• _Goal_:
All of the data should be repeated exactly; pictures are not part of the copy.

• _Supplied material_:
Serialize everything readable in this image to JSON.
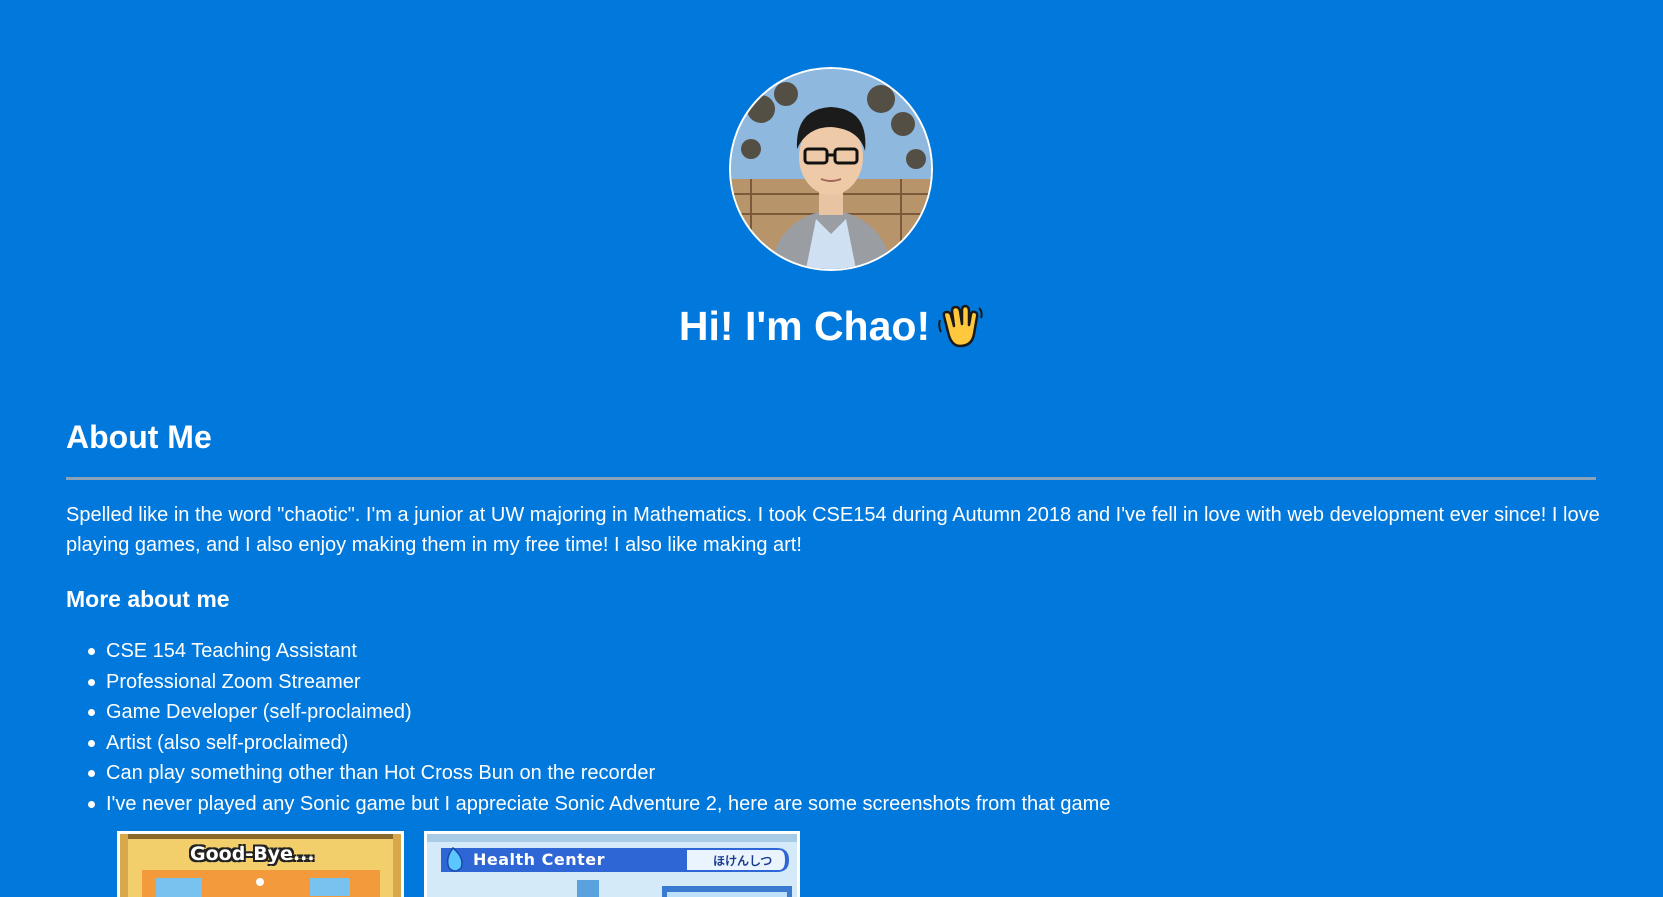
{
  "hero": {
    "greeting": "Hi! I'm Chao!",
    "avatar_icon": "profile-photo",
    "wave_icon": "waving-hand-icon"
  },
  "about": {
    "title": "About Me",
    "intro": "Spelled like in the word \"chaotic\". I'm a junior at UW majoring in Mathematics. I took CSE154 during Autumn 2018 and I've fell in love with web development ever since! I love playing games, and I also enjoy making them in my free time! I also like making art!"
  },
  "more": {
    "title": "More about me",
    "items": [
      "CSE 154 Teaching Assistant",
      "Professional Zoom Streamer",
      "Game Developer (self-proclaimed)",
      "Artist (also self-proclaimed)",
      "Can play something other than Hot Cross Bun on the recorder",
      "I've never played any Sonic game but I appreciate Sonic Adventure 2, here are some screenshots from that game"
    ]
  },
  "screenshots": {
    "goodbye_label": "Good-Bye...",
    "health_label": "Health Center",
    "health_kana": "ほけんしつ"
  },
  "colors": {
    "background": "#0078dc",
    "text": "#ffffff",
    "divider": "#8aa3ba"
  }
}
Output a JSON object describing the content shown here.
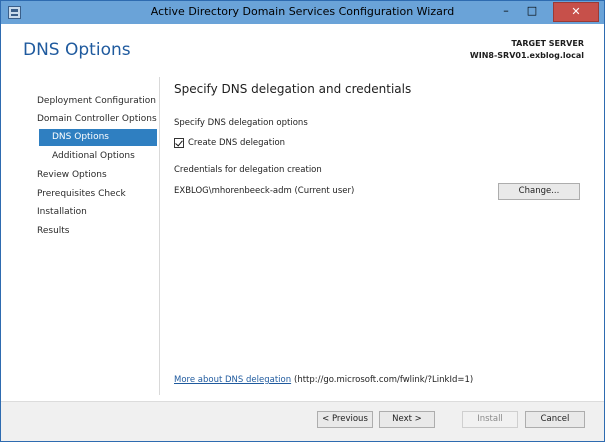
{
  "window": {
    "title": "Active Directory Domain Services Configuration Wizard",
    "minimize_glyph": "–",
    "maximize_glyph": "□",
    "close_glyph": "✕"
  },
  "header": {
    "page_title": "DNS Options",
    "target_server_label": "TARGET SERVER",
    "target_server_name": "WIN8-SRV01.exblog.local"
  },
  "nav": {
    "items": [
      {
        "label": "Deployment Configuration"
      },
      {
        "label": "Domain Controller Options"
      },
      {
        "label": "DNS Options",
        "active": true
      },
      {
        "label": "Additional Options"
      },
      {
        "label": "Review Options"
      },
      {
        "label": "Prerequisites Check"
      },
      {
        "label": "Installation"
      },
      {
        "label": "Results"
      }
    ]
  },
  "main": {
    "section_title": "Specify DNS delegation and credentials",
    "delegation_options_label": "Specify DNS delegation options",
    "create_delegation_checkbox": {
      "label": "Create DNS delegation",
      "checked": true
    },
    "credentials_label": "Credentials for delegation creation",
    "credentials_user": "EXBLOG\\mhorenbeeck-adm (Current user)",
    "change_button": "Change...",
    "help_link_text": "More about DNS delegation",
    "help_link_url": "(http://go.microsoft.com/fwlink/?LinkId=1)"
  },
  "footer": {
    "previous_button": "< Previous",
    "next_button": "Next >",
    "install_button": "Install",
    "cancel_button": "Cancel"
  },
  "colors": {
    "titlebar": "#6aa3d8",
    "accent": "#1f5a9e",
    "nav_active": "#2f7fc1",
    "close_button": "#c7504a"
  },
  "icons": {
    "window_icon": "ad-wizard-icon"
  }
}
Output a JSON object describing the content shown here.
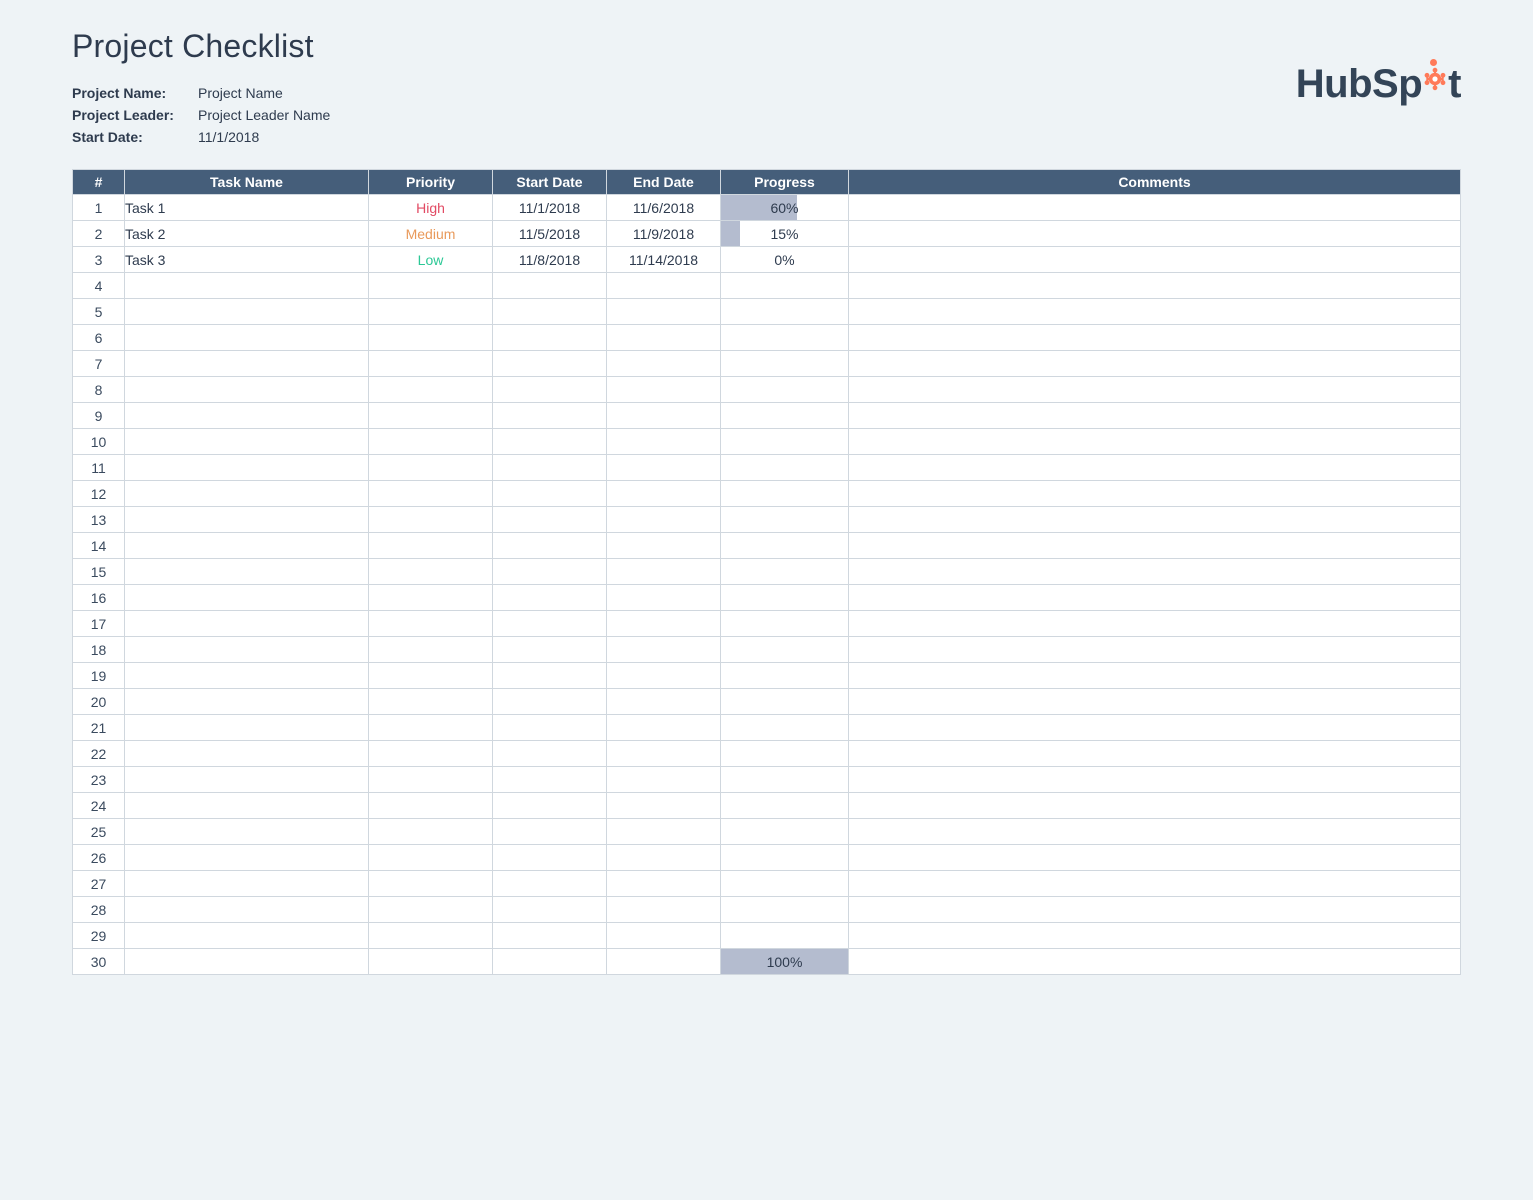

• _Solution to this task_:
Serialize everything readable in this image to JSON.
{
  "hero": {
    "greeting": "Hi! I'm Chao!",
    "avatar_icon": "profile-photo",
    "wave_icon": "waving-hand-icon"
  },
  "about": {
    "title": "About Me",
    "intro": "Spelled like in the word \"chaotic\". I'm a junior at UW majoring in Mathematics. I took CSE154 during Autumn 2018 and I've fell in love with web development ever since! I love playing games, and I also enjoy making them in my free time! I also like making art!"
  },
  "more": {
    "title": "More about me",
    "items": [
      "CSE 154 Teaching Assistant",
      "Professional Zoom Streamer",
      "Game Developer (self-proclaimed)",
      "Artist (also self-proclaimed)",
      "Can play something other than Hot Cross Bun on the recorder",
      "I've never played any Sonic game but I appreciate Sonic Adventure 2, here are some screenshots from that game"
    ]
  },
  "screenshots": {
    "goodbye_label": "Good-Bye...",
    "health_label": "Health Center",
    "health_kana": "ほけんしつ"
  },
  "colors": {
    "background": "#0078dc",
    "text": "#ffffff",
    "divider": "#8aa3ba"
  }
}
Output a JSON object describing the content shown here.
{
  "window": {
    "title": "Active Directory Domain Services Configuration Wizard",
    "minimize_glyph": "–",
    "maximize_glyph": "□",
    "close_glyph": "✕"
  },
  "header": {
    "page_title": "DNS Options",
    "target_server_label": "TARGET SERVER",
    "target_server_name": "WIN8-SRV01.exblog.local"
  },
  "nav": {
    "items": [
      {
        "label": "Deployment Configuration"
      },
      {
        "label": "Domain Controller Options"
      },
      {
        "label": "DNS Options",
        "active": true
      },
      {
        "label": "Additional Options"
      },
      {
        "label": "Review Options"
      },
      {
        "label": "Prerequisites Check"
      },
      {
        "label": "Installation"
      },
      {
        "label": "Results"
      }
    ]
  },
  "main": {
    "section_title": "Specify DNS delegation and credentials",
    "delegation_options_label": "Specify DNS delegation options",
    "create_delegation_checkbox": {
      "label": "Create DNS delegation",
      "checked": true
    },
    "credentials_label": "Credentials for delegation creation",
    "credentials_user": "EXBLOG\\mhorenbeeck-adm (Current user)",
    "change_button": "Change...",
    "help_link_text": "More about DNS delegation",
    "help_link_url": "(http://go.microsoft.com/fwlink/?LinkId=1)"
  },
  "footer": {
    "previous_button": "< Previous",
    "next_button": "Next >",
    "install_button": "Install",
    "cancel_button": "Cancel"
  },
  "colors": {
    "titlebar": "#6aa3d8",
    "accent": "#1f5a9e",
    "nav_active": "#2f7fc1",
    "close_button": "#c7504a"
  },
  "icons": {
    "window_icon": "ad-wizard-icon"
  }
}
Output a JSON object describing the content shown here.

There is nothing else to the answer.